====== PASSAGE ======

# peeing in the house



## Duurty1 (Sep 10, 2007)

my 2 year old lab has peed in the house twice in the past week. she is potty trained and both times it was shortly after being outside. we did get a new puppy last week but i have been spending more time with her than i normally did before we got the puppy. any suggestions, short of getting rid of her, on how to curb this problem now. and i have " gone western" on her already too


----------



## Loke (Sep 7, 2007)

Is she crate trained? It sounds to me like she is expressing her displeasure at having a new puppy in the house. I would be keeping her in the crate until she decides to accept the new puppy. She should get over it soon enough if she gets to spend some time in the crate.


----------



## .45 (Sep 21, 2007)

True story......I have never 'gone western' on any animal. When my lab was always digging in the back yard I put up a sign that said 'NO DIGGING'. Well, he did quit digging...the sign was so big, he couldn't get around it. And my kids laughed at me.....  

But in your case, I would assume the female is just marking her territory. I would think she will quit peeing in you're house when the two dog's get to know each other better.

======

*PROMPT A:* Do these statements agree with the thread about the lab peeing in the house? For each, answer yes or no and quote the words of the thread that settle it. (i) The lab that is peeing indoors is two years old. (ii) The new puppy joined the household about a month before the first post. (iii) One reply recommends keeping the older dog in the crate until she accepts the puppy.
*PROMPT B:* Resume the thread about the lab peeing in the house, picking up right after its last sentence.

====== EXCERPTED RECORDS ======

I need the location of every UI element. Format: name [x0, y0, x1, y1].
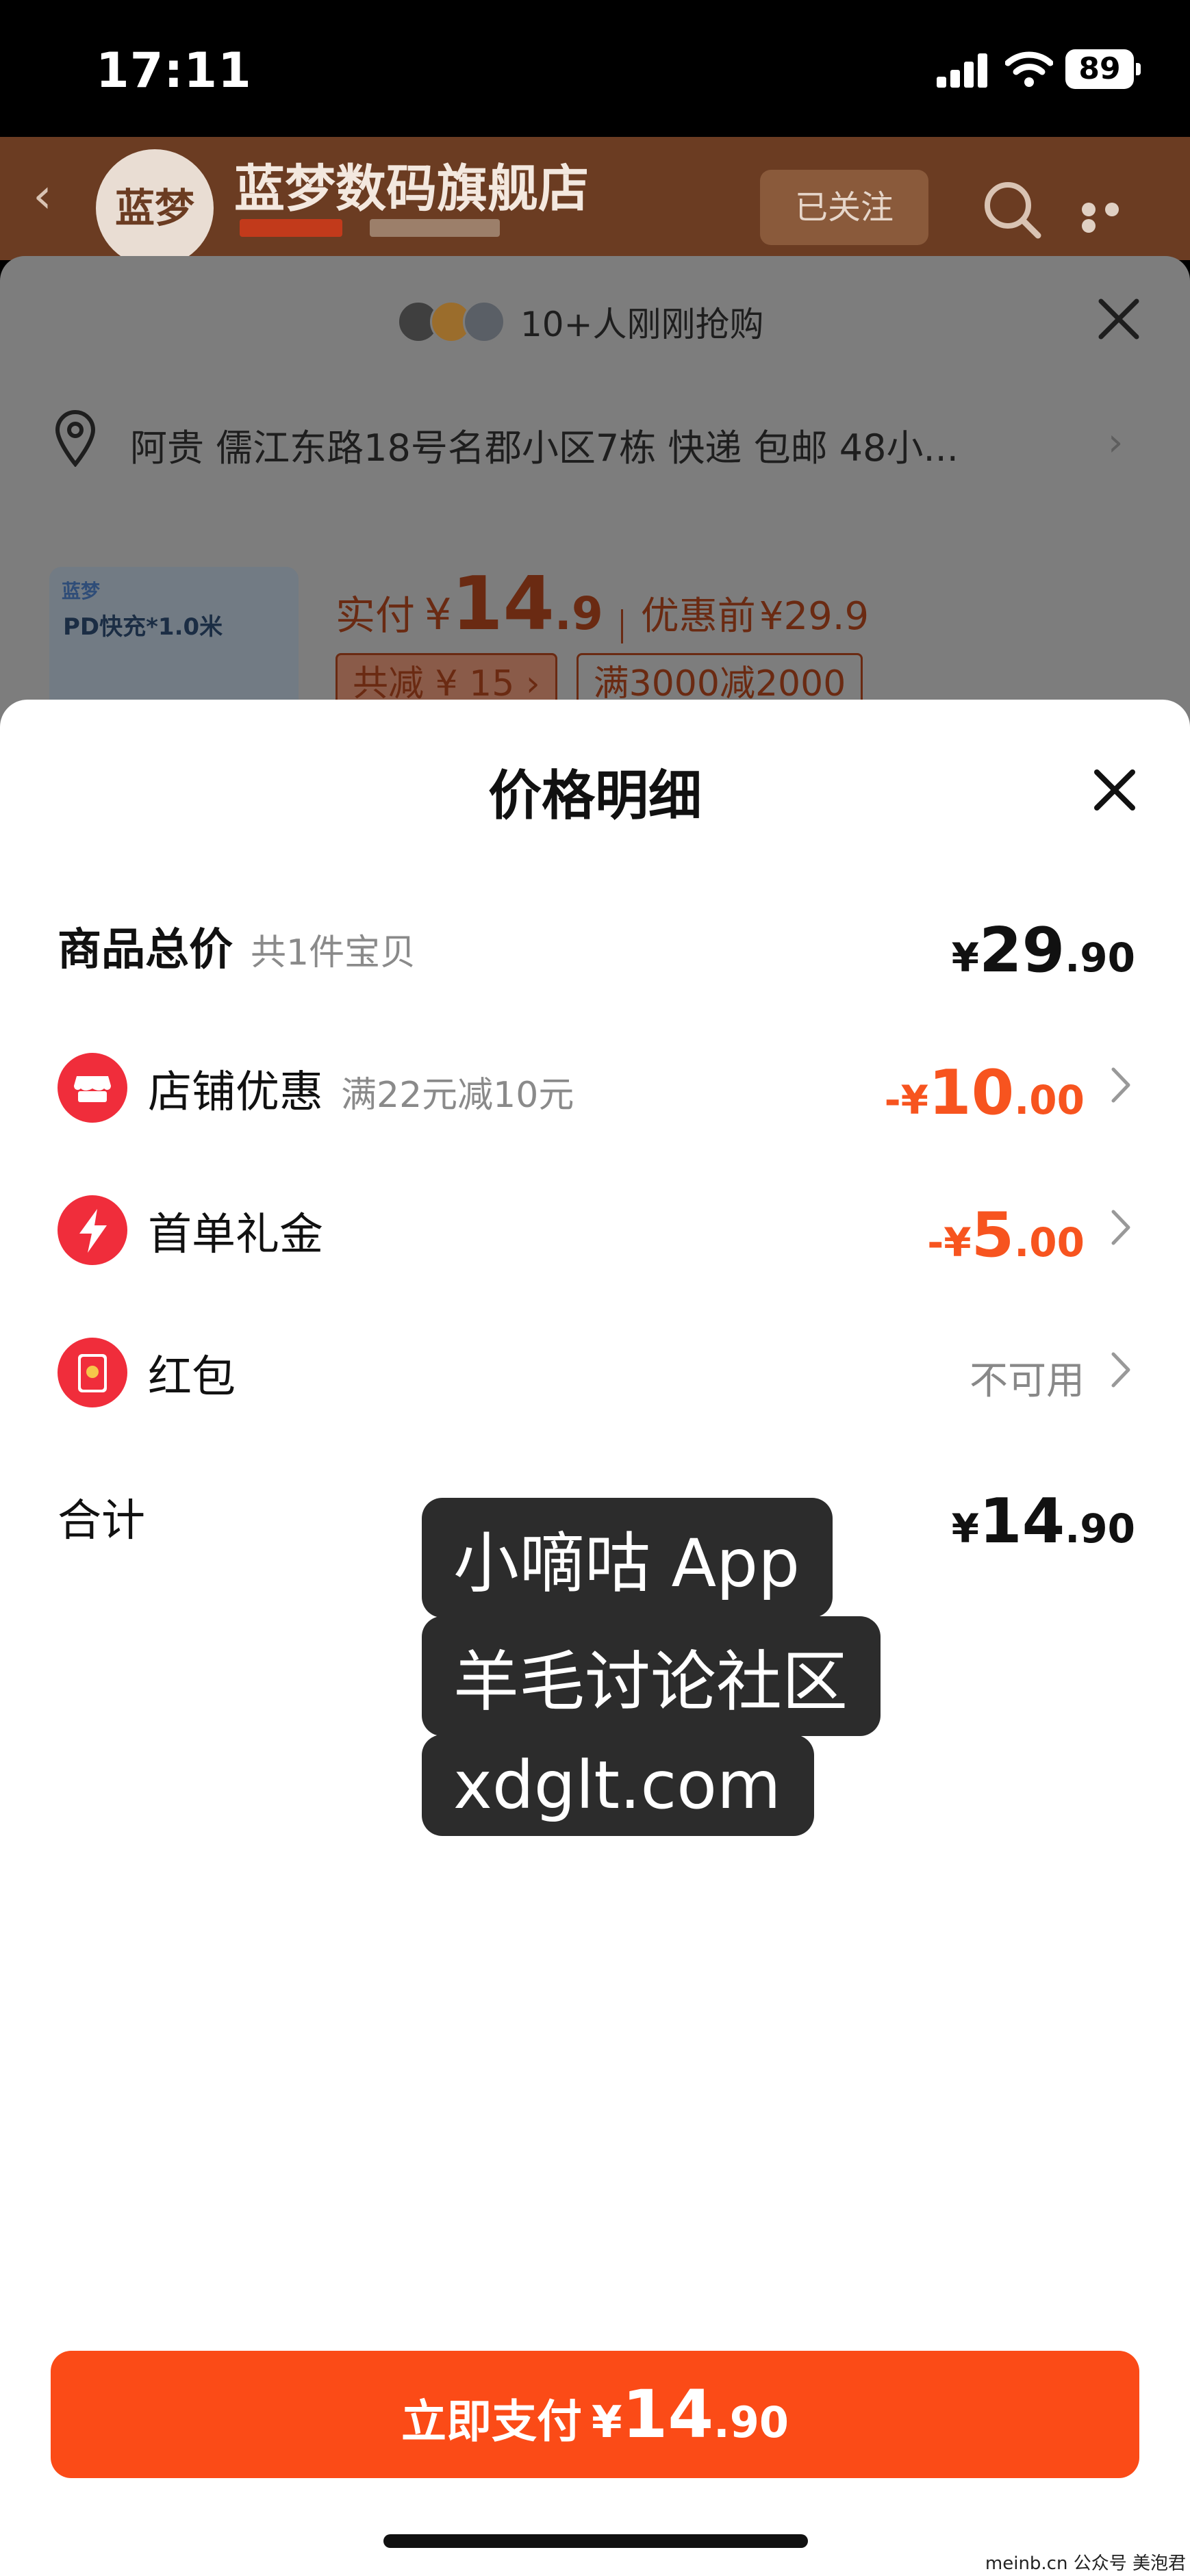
recent-buyers-text: 10+人刚刚抢购 [520, 305, 764, 344]
store-discount-rule: 满22元减10元 [341, 1075, 574, 1116]
amount-dec: .00 [1014, 1077, 1085, 1123]
watermark-line-2: 羊毛讨论社区 [422, 1616, 881, 1736]
paid-amount-int: 14 [451, 561, 555, 647]
currency-symbol: ¥ [951, 934, 979, 981]
chevron-right-icon [1111, 1352, 1130, 1388]
red-envelope-label: 红包 [148, 1352, 236, 1403]
home-indicator[interactable] [383, 2534, 808, 2548]
store-header: ‹ 蓝梦 蓝梦数码旗舰店 已关注 [0, 137, 1190, 267]
amount-dec: .90 [1065, 1505, 1135, 1552]
total-amount: ¥14.90 [952, 1485, 1135, 1557]
currency-symbol: -¥ [927, 1219, 972, 1266]
currency-symbol: ¥ [951, 1505, 979, 1552]
wifi-icon [1005, 51, 1053, 87]
address-row[interactable]: 阿贵 儒江东路18号名郡小区7栋 快递 包邮 48小... › [53, 405, 1135, 474]
chevron-right-icon [1111, 1210, 1130, 1245]
paid-currency: ¥ [425, 589, 452, 639]
before-discount-label: 优惠前 [640, 594, 756, 639]
row-title: 商品总价 共1件宝贝 [58, 915, 416, 978]
address-text: 阿贵 儒江东路18号名郡小区7栋 快递 包邮 48小... [130, 426, 959, 470]
status-time: 17:11 [96, 42, 252, 99]
store-icon [58, 1053, 127, 1123]
amount-dec: .90 [1065, 934, 1135, 981]
chevron-right-icon [1111, 1067, 1130, 1103]
search-icon[interactable] [979, 177, 1045, 242]
cellular-signal-icon [937, 53, 989, 88]
goods-total-row: 商品总价 共1件宝贝 ¥29.90 [58, 898, 1135, 986]
footer-credit: meinb.cn 公众号 美泡君 [985, 2553, 1186, 2574]
amount-int: 10 [928, 1057, 1015, 1129]
pay-now-button[interactable]: 立即支付 ¥14.90 [51, 2351, 1139, 2478]
item-count: 共1件宝贝 [251, 932, 416, 973]
goods-total-amount: ¥29.90 [952, 915, 1135, 986]
currency-symbol: -¥ [884, 1077, 928, 1123]
more-icon[interactable] [1082, 203, 1150, 233]
purchase-sheet: 10+人刚刚抢购 阿贵 儒江东路18号名郡小区7栋 快递 包邮 48小... ›… [0, 256, 1190, 800]
store-avatar[interactable]: 蓝梦 [96, 149, 214, 267]
row-title: 店铺优惠 满22元减10元 [148, 1057, 574, 1120]
watermark-line-3: xdglt.com [422, 1735, 814, 1836]
total-label: 合计 [58, 1496, 145, 1546]
close-icon[interactable] [1091, 767, 1138, 813]
watermark-line-1: 小嘀咕 App [422, 1498, 833, 1618]
amount-int: 14 [979, 1485, 1065, 1557]
first-order-gift-row[interactable]: 首单礼金 -¥5.00 [58, 1183, 1135, 1271]
first-order-gift-amount: -¥5.00 [927, 1199, 1085, 1271]
watermark: 小嘀咕 App 羊毛讨论社区 xdglt.com [422, 1498, 881, 1836]
close-icon[interactable] [1094, 294, 1143, 344]
follow-button[interactable]: 已关注 [760, 170, 928, 245]
lightning-icon [58, 1195, 127, 1265]
amount-dec: .00 [1014, 1219, 1085, 1266]
store-name[interactable]: 蓝梦数码旗舰店 [234, 148, 589, 221]
pay-currency: ¥ [592, 2397, 622, 2448]
pay-amount-dec: .90 [713, 2397, 789, 2447]
chevron-right-icon: › [1108, 420, 1124, 465]
back-icon[interactable]: ‹ [33, 172, 74, 220]
store-badges [240, 219, 527, 240]
before-discount-price: ¥29.9 [759, 594, 870, 639]
red-envelope-icon [58, 1338, 127, 1407]
red-envelope-row[interactable]: 红包 不可用 [58, 1325, 1135, 1407]
buyer-avatar [463, 301, 505, 343]
amount-int: 29 [979, 915, 1065, 986]
thumbnail-caption: PD快充*1.0米 [63, 613, 223, 641]
battery-icon: 89 [1065, 49, 1141, 89]
red-envelope-status: 不可用 [970, 1359, 1085, 1403]
first-order-gift-label: 首单礼金 [148, 1210, 323, 1260]
pay-amount-int: 14 [622, 2376, 714, 2453]
divider [620, 609, 623, 643]
amount-int: 5 [971, 1199, 1015, 1271]
location-pin-icon [55, 410, 96, 467]
status-bar: 17:11 89 [0, 0, 1190, 137]
price-summary: 实付 ¥14.9 优惠前 ¥29.9 [336, 561, 869, 647]
sheet-title: 价格明细 [488, 765, 702, 827]
store-discount-row[interactable]: 店铺优惠 满22元减10元 -¥10.00 [58, 1041, 1135, 1129]
recent-buyers: 10+人刚刚抢购 [397, 294, 764, 349]
paid-amount-dec: .9 [554, 587, 603, 640]
paid-label: 实付 [336, 592, 416, 639]
store-discount-amount: -¥10.00 [885, 1057, 1085, 1129]
goods-total-label: 商品总价 [58, 925, 233, 975]
pay-button-label: 立即支付 [401, 2395, 583, 2448]
thumbnail-brand: 蓝梦 [62, 580, 101, 602]
store-discount-label: 店铺优惠 [148, 1067, 323, 1118]
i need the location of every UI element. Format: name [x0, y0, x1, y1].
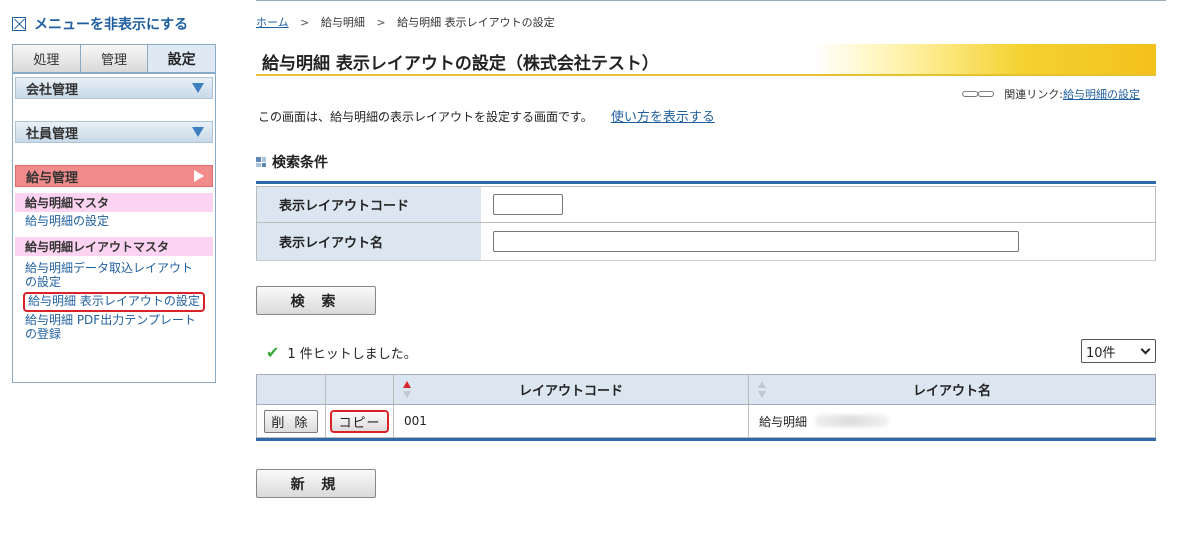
page-title: 給与明細 表示レイアウトの設定（株式会社テスト）: [262, 54, 659, 74]
related-link-payslip-settings[interactable]: 給与明細の設定: [1063, 86, 1140, 102]
header-layout-name[interactable]: レイアウト名: [749, 375, 1155, 404]
new-button[interactable]: 新 規: [256, 469, 376, 498]
sort-icon[interactable]: [402, 381, 412, 399]
tab-settings[interactable]: 設定: [148, 45, 216, 72]
link-chain-icon: ⊂⊃⊂⊃: [960, 86, 996, 102]
breadcrumb: ホーム > 給与明細 > 給与明細 表示レイアウトの設定: [256, 16, 555, 29]
breadcrumb-payslip: 給与明細: [320, 16, 365, 29]
name-label: 表示レイアウト名: [257, 223, 481, 260]
layout-code-input[interactable]: [493, 194, 563, 215]
breadcrumb-current: 給与明細 表示レイアウトの設定: [397, 16, 555, 29]
link-import-layout-settings[interactable]: 給与明細データ取込レイアウトの設定: [15, 256, 213, 290]
top-divider: [256, 0, 1166, 1]
howto-link[interactable]: 使い方を表示する: [611, 110, 715, 125]
search-section-heading: 検索条件: [256, 152, 328, 172]
triangle-down-icon: [192, 127, 204, 137]
section-square-icon: [256, 157, 266, 167]
group-company[interactable]: 会社管理: [15, 77, 213, 99]
hide-menu-toggle[interactable]: メニューを非表示にする: [12, 12, 216, 36]
breadcrumb-home[interactable]: ホーム: [256, 16, 289, 29]
results-table: レイアウトコード レイアウト名 削 除 コピー 001 給与明細: [256, 374, 1156, 441]
group-payroll[interactable]: 給与管理: [15, 165, 213, 187]
code-label: 表示レイアウトコード: [257, 187, 481, 222]
group-payroll-label: 給与管理: [26, 170, 79, 186]
triangle-down-icon: [192, 83, 204, 93]
copy-button[interactable]: コピー: [330, 409, 389, 433]
link-pdf-template[interactable]: 給与明細 PDF出力テンプレートの登録: [15, 312, 213, 342]
search-row-code: 表示レイアウトコード: [256, 186, 1156, 223]
triangle-right-icon: [194, 170, 204, 182]
tab-management[interactable]: 管理: [80, 45, 149, 72]
header-layout-code[interactable]: レイアウトコード: [394, 375, 749, 404]
link-payslip-settings[interactable]: 給与明細の設定: [15, 212, 213, 229]
checkmark-icon: ✔: [266, 343, 280, 362]
menu-tabs: 処理 管理 設定: [12, 44, 216, 73]
sub-heading-payslip-master: 給与明細マスタ: [15, 193, 213, 212]
related-label: 関連リンク:: [1004, 88, 1063, 101]
group-employee-label: 社員管理: [26, 126, 79, 142]
table-row: 削 除 コピー 001 給与明細: [256, 405, 1156, 438]
hit-count: ✔ 1 件ヒットしました。: [266, 343, 417, 362]
search-form: 表示レイアウトコード 表示レイアウト名: [256, 181, 1156, 261]
layout-name-input[interactable]: [493, 231, 1019, 252]
search-row-name: 表示レイアウト名: [256, 223, 1156, 260]
sub-heading-layout-master: 給与明細レイアウトマスタ: [15, 236, 213, 256]
link-display-layout-settings[interactable]: 給与明細 表示レイアウトの設定: [23, 292, 205, 313]
group-company-label: 会社管理: [26, 82, 79, 98]
sidebar: メニューを非表示にする 処理 管理 設定 会社管理 社員管理 給与管理 給与明細…: [12, 12, 216, 383]
chevron-down-icon: [1140, 344, 1151, 354]
redacted-text: [815, 415, 890, 427]
delete-button[interactable]: 削 除: [264, 409, 318, 433]
per-page-select[interactable]: 10件: [1081, 339, 1156, 363]
group-employee[interactable]: 社員管理: [15, 121, 213, 143]
cell-layout-code: 001: [394, 405, 749, 437]
sort-icon[interactable]: [757, 381, 767, 399]
page-title-bar: 給与明細 表示レイアウトの設定（株式会社テスト）: [256, 44, 1156, 76]
menu-panel: 会社管理 社員管理 給与管理 給与明細マスタ 給与明細の設定 給与明細レイアウト…: [12, 73, 216, 383]
page-description: この画面は、給与明細の表示レイアウトを設定する画面です。 使い方を表示する: [258, 110, 715, 125]
tab-processing[interactable]: 処理: [13, 45, 81, 72]
hide-menu-label: メニューを非表示にする: [34, 17, 189, 33]
close-box-icon: [12, 17, 26, 31]
cell-layout-name: 給与明細: [749, 405, 1155, 437]
table-header: レイアウトコード レイアウト名: [256, 374, 1156, 405]
related-links: ⊂⊃⊂⊃ 関連リンク: 給与明細の設定: [961, 86, 1140, 102]
search-button[interactable]: 検 索: [256, 286, 376, 315]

======

*EXERCISE ANSWER A:*
(i) Yes: "my 2 year old lab has peed in the house twice in the past week."
(ii) No: "we did get a new puppy last week"
(iii) Yes: "I would be keeping her in the crate until she decides to accept the new puppy."

*EXERCISE ANSWER B:*
----------



## Duurty1 (Sep 10, 2007)

thank you that is kinda what i thought other than her little stint with jumping the fence i have not had a single problem with her. and yes she is crate trained and will be spending a lot of time in there till she can pull her head out of her a$$


----------



## Petersen (Sep 7, 2007)

I've got to agree about it likely being in response to the new pup. Just for a day I'd like to crawl into a dog's head and figure out just what the deal is with them concerning urination. It obviously has more significance than just relieving themselves, and seems to be their instinctive way of asserting claims to what they feel is their status or their place. I suspect your dog will stop her new behavior just as soon as the pack hierarchy thing between the new dog and the old one sorts itself out.

When our dog gets upset about changes in the household routine or being left home, the result is sometimes a big wet spot in the middle of our bed. This obviously is a very bad thing, but so far I've not caught the dog in the act, so punishment has seemed pointless. Needless to say, the bedroom door stays shut now.


----------



## Duurty1 (Sep 10, 2007)

i am glad it wasn't on my bed, both times it has been on the hardwood floor in the dinning room


----------



## DEVIANT (Sep 11, 2007)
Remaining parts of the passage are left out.